What needs to be done
Using the data below, copy each line that includes the word "activity".

Data supplied
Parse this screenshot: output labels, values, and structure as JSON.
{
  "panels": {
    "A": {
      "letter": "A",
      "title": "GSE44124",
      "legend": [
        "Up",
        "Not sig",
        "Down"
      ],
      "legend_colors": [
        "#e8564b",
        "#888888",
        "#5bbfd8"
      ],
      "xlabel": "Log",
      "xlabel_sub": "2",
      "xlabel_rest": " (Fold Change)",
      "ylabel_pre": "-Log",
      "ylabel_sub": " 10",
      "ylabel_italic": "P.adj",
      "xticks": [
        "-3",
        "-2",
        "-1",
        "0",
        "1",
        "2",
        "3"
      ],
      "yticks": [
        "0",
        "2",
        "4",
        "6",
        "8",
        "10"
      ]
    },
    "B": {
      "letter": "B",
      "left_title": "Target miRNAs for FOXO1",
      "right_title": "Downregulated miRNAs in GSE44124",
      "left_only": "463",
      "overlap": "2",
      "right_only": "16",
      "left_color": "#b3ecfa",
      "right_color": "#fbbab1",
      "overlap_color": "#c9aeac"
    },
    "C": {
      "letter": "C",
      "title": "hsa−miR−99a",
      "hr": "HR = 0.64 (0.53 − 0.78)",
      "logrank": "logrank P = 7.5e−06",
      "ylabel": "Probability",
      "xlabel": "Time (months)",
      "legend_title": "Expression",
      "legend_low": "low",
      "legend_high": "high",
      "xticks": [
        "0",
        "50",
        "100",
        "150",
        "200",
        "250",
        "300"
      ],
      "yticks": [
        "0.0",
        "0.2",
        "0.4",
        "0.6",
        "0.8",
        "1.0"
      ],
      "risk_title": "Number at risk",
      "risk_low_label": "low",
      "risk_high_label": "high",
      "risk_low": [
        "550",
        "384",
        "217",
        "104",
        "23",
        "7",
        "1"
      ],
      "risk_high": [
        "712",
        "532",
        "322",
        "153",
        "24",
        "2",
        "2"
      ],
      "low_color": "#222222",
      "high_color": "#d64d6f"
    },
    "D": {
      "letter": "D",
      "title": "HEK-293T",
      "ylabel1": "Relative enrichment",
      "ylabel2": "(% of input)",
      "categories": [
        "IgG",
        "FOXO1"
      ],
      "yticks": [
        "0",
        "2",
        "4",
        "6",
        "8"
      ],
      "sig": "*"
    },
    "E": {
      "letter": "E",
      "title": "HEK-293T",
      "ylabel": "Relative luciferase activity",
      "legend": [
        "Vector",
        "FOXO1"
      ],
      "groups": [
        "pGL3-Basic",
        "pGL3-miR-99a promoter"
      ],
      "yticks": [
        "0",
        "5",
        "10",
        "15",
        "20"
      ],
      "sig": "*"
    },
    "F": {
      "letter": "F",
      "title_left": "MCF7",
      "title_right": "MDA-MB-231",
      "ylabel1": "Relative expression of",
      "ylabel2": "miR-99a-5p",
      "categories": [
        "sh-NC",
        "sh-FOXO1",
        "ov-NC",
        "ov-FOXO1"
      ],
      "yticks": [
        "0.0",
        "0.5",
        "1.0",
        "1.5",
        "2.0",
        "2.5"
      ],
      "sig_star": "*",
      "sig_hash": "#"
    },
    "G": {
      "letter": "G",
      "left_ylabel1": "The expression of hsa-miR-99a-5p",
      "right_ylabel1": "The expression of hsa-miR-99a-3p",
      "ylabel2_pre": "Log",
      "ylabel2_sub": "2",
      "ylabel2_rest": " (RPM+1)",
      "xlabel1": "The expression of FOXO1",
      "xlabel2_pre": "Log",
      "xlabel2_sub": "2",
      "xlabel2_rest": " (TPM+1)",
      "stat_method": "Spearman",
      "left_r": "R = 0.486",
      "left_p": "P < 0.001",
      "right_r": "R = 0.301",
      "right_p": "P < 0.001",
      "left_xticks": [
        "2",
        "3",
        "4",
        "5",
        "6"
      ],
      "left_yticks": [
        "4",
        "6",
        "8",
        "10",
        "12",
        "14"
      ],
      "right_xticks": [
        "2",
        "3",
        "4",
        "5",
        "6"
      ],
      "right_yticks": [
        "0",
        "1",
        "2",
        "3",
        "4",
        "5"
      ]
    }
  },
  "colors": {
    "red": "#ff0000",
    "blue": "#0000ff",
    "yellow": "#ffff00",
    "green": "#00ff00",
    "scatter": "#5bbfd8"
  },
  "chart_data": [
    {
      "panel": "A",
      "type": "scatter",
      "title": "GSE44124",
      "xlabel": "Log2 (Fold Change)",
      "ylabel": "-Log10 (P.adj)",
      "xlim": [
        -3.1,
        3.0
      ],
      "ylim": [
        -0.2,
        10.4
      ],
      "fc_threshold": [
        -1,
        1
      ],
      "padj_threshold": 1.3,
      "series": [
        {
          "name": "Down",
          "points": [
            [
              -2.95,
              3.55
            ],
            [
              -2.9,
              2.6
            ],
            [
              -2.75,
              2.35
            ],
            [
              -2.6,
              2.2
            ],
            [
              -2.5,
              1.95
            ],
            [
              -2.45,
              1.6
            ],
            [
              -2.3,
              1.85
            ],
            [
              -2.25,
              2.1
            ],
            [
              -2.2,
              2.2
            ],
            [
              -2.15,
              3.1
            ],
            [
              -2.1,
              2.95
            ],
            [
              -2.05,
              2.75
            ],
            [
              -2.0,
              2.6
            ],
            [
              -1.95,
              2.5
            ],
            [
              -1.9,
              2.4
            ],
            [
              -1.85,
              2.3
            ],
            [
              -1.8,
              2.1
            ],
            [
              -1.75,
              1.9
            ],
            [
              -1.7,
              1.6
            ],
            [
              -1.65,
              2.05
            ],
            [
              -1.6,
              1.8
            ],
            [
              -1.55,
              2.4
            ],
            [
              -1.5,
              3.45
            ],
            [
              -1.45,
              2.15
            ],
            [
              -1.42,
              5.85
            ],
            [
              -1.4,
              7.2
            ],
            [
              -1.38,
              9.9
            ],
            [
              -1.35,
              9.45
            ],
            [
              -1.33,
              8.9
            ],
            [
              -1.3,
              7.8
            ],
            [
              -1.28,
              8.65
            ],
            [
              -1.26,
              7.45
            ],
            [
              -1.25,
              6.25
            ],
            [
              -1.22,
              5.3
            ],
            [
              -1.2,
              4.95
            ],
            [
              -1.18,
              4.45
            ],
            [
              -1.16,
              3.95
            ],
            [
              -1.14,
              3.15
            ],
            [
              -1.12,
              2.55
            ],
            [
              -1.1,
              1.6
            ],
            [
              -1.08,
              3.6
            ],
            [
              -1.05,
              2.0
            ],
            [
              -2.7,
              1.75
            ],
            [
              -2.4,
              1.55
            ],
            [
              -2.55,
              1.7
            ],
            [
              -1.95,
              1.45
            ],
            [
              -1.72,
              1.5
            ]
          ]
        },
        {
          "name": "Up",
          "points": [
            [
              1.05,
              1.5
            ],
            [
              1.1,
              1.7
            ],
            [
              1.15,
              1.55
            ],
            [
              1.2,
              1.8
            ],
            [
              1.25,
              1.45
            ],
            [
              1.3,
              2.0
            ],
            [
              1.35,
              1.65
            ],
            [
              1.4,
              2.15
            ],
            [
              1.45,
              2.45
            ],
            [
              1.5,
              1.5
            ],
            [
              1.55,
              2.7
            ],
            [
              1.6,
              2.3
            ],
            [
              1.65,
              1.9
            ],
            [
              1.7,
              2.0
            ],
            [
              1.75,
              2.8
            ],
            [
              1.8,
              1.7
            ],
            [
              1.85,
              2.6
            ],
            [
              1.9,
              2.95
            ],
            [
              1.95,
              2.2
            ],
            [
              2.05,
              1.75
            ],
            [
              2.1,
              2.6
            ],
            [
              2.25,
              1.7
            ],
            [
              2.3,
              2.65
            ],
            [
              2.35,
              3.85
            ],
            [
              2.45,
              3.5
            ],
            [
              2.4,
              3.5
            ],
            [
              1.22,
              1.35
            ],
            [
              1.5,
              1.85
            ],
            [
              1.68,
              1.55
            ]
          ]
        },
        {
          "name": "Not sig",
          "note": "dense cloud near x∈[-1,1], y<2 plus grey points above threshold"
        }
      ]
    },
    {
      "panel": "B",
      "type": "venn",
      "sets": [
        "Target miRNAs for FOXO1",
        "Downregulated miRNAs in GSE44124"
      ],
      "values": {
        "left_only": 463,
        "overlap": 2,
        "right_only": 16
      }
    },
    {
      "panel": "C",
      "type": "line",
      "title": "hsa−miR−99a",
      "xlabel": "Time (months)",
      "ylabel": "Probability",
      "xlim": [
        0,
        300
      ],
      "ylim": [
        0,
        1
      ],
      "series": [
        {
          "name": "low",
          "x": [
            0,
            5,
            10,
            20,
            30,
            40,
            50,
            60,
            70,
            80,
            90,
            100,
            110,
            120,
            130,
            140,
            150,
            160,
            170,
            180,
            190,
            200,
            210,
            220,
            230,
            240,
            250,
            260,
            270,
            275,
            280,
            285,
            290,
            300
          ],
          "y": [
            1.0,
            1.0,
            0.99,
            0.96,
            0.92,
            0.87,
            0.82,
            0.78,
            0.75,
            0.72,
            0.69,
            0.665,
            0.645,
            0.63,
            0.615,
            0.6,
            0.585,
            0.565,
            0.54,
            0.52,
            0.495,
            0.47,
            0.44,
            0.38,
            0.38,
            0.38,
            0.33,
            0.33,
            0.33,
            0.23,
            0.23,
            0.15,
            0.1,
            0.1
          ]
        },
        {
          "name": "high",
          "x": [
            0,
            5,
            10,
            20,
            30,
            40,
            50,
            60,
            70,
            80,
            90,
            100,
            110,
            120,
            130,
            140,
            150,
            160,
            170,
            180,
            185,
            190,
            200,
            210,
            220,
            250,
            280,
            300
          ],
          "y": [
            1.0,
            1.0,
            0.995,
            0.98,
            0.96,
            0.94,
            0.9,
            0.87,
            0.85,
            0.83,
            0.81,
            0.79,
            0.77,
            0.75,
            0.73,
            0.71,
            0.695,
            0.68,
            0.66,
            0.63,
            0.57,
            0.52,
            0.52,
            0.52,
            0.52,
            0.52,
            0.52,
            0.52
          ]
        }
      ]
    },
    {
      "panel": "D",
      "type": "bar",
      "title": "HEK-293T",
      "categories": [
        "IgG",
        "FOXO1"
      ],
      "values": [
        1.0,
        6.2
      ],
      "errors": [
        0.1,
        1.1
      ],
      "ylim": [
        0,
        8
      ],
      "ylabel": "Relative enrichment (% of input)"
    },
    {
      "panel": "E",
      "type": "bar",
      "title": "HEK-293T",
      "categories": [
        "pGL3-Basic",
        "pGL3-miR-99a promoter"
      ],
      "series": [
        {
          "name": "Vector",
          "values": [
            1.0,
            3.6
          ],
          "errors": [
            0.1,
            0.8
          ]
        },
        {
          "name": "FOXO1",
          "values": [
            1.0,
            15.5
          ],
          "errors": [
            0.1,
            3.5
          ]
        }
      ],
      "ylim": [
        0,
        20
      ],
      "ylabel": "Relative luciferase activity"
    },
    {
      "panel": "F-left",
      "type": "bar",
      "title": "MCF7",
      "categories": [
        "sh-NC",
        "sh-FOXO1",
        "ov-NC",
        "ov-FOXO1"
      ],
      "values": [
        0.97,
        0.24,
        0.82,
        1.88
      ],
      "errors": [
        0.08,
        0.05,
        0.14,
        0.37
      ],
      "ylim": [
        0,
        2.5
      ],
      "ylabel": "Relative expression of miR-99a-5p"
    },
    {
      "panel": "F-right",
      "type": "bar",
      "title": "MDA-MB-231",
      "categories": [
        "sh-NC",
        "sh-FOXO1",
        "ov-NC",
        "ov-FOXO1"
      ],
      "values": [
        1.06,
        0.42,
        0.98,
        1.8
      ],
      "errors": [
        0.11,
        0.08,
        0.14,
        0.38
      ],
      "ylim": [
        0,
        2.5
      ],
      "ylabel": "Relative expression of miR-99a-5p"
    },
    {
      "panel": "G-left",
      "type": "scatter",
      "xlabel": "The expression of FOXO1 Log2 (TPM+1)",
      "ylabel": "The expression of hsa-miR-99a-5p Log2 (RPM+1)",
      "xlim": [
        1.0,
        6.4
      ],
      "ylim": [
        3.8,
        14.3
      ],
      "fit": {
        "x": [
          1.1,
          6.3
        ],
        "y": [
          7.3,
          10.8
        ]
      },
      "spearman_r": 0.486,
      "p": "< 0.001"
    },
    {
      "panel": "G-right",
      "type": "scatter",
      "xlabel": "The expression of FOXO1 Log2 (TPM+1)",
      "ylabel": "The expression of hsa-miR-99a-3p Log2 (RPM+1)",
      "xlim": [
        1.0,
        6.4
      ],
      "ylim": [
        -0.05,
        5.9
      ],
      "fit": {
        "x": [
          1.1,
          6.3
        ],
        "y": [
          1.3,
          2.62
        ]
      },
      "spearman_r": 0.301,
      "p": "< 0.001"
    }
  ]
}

The result
      "ylabel": "Relative luciferase activity",
      "ylabel": "Relative luciferase activity"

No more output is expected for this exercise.